(CONSIGNE): Recopiez s'il vous plaît le passage du texte sur la stabilité financière qui commence aux mots "1. Le dernier" et s'arrête après "du rapport ?", en substituant "Banque centrale européenne" à "Banque de France".

(TEXTE DE LA PAGE):

◆ ◆ ◆ ◆

1. Le dernier Rapport sur la Stabilité Financière vient d’être publié par la Banque de France, dans un contexte d’accroissement de l’instabilité géopolitique, économique et climatique à l’échelle internationale. Quels sont les principaux enseignements du rapport ?
Le maître mot de ce rapport est l’incertitude, qui découle notamment de l’imprévisibilité de la politique commerciale des États-Unis et d’un environnement géopolitique très dégradé. Dans ce contexte difficile, les marchés sont demeurés jusqu’à présent résilients. Pour autant, des ajustements désordonnés restent possibles, au détriment des actifs risqués, comme les marchés boursiers, qui demeurent fortement valorisés, en particulier aux États-Unis. La guerre commerciale déclenchée par les États-Unis est par ailleurs susceptible de fragiliser les acteurs non financiers, notamment les entreprises, quand bien même l’économie française est moins exposée au commerce transatlantique que d’autres économies européennes.

◆ ◆ ◆ ◆

Entrées des éléments de mise en page:

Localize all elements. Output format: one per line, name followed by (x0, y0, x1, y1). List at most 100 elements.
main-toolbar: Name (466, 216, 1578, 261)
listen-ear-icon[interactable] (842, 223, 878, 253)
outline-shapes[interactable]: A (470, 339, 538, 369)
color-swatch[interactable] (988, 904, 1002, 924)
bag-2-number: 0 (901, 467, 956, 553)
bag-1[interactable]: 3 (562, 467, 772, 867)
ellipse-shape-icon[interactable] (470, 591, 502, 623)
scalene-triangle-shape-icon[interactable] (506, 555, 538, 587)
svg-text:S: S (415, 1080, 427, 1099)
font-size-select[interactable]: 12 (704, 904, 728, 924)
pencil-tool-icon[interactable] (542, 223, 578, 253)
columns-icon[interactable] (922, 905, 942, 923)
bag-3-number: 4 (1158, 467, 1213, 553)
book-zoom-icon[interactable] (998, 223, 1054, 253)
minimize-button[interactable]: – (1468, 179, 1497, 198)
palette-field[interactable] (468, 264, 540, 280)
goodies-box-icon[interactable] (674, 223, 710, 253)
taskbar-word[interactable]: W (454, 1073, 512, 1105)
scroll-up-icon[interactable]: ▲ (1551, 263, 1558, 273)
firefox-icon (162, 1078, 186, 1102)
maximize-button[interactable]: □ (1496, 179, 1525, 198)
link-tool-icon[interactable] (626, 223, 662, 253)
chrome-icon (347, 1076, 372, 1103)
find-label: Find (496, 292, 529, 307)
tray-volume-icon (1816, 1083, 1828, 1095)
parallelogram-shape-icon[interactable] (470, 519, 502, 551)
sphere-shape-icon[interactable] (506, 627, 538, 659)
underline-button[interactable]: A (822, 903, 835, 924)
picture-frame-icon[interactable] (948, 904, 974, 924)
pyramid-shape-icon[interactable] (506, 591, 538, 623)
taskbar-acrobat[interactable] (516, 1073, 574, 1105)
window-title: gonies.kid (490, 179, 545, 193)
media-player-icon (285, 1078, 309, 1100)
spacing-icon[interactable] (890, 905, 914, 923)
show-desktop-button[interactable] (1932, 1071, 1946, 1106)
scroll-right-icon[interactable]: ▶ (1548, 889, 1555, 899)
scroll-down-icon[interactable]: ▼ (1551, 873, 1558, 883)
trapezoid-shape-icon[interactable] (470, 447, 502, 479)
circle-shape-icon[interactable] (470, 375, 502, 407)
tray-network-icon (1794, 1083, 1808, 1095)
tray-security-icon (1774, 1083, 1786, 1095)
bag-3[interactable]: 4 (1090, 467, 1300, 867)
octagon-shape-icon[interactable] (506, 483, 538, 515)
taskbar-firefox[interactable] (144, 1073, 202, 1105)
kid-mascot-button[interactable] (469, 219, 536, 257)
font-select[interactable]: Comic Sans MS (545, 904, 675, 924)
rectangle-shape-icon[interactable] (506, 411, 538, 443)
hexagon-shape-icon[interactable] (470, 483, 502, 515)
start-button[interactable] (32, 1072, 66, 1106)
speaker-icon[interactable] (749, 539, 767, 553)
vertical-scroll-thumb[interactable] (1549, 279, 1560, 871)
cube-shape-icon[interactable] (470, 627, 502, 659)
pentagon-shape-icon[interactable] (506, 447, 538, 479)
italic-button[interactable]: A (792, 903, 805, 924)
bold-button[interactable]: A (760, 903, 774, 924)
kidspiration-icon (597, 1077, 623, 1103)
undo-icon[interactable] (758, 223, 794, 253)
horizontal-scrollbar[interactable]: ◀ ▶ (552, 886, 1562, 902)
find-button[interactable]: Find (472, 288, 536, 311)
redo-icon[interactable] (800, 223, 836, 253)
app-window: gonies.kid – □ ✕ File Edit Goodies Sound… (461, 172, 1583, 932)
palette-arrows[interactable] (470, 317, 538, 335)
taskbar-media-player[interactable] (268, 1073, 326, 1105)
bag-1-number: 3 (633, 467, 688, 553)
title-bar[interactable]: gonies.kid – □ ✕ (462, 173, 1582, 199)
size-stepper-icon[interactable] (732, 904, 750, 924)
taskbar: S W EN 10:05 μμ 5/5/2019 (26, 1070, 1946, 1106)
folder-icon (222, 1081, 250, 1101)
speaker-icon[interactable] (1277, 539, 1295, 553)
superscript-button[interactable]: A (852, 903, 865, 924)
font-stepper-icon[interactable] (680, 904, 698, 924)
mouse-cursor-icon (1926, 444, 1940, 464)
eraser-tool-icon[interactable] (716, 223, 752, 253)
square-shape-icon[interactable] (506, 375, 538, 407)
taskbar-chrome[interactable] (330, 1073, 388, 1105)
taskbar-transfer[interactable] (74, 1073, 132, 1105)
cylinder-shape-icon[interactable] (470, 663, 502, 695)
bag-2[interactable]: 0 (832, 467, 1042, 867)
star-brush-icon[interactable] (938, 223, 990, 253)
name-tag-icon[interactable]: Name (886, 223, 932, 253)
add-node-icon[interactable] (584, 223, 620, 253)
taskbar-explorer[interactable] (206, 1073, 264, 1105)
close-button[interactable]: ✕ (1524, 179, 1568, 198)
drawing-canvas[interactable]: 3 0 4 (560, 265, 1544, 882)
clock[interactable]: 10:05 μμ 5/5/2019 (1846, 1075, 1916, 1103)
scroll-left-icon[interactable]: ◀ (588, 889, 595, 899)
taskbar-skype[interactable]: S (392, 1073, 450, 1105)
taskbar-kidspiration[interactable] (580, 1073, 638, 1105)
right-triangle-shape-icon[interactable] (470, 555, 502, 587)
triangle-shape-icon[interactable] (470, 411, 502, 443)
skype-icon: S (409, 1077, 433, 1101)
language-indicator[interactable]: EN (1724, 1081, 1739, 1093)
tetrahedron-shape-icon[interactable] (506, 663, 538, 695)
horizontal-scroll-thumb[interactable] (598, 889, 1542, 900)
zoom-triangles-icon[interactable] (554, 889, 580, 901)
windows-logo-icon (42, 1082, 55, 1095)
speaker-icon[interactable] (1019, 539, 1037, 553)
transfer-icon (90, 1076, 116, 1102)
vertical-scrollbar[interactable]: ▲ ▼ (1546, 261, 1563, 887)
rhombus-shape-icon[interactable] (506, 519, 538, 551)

◆ ◆ ◆ ◆

(SOLUTION CI-DESSOUS):
1. Le dernier Rapport sur la Stabilité Financière vient d’être publié par la Banque centrale européenne, dans un contexte d’accroissement de l’instabilité géopolitique, économique et climatique à l’échelle internationale. Quels sont les principaux enseignements du rapport ?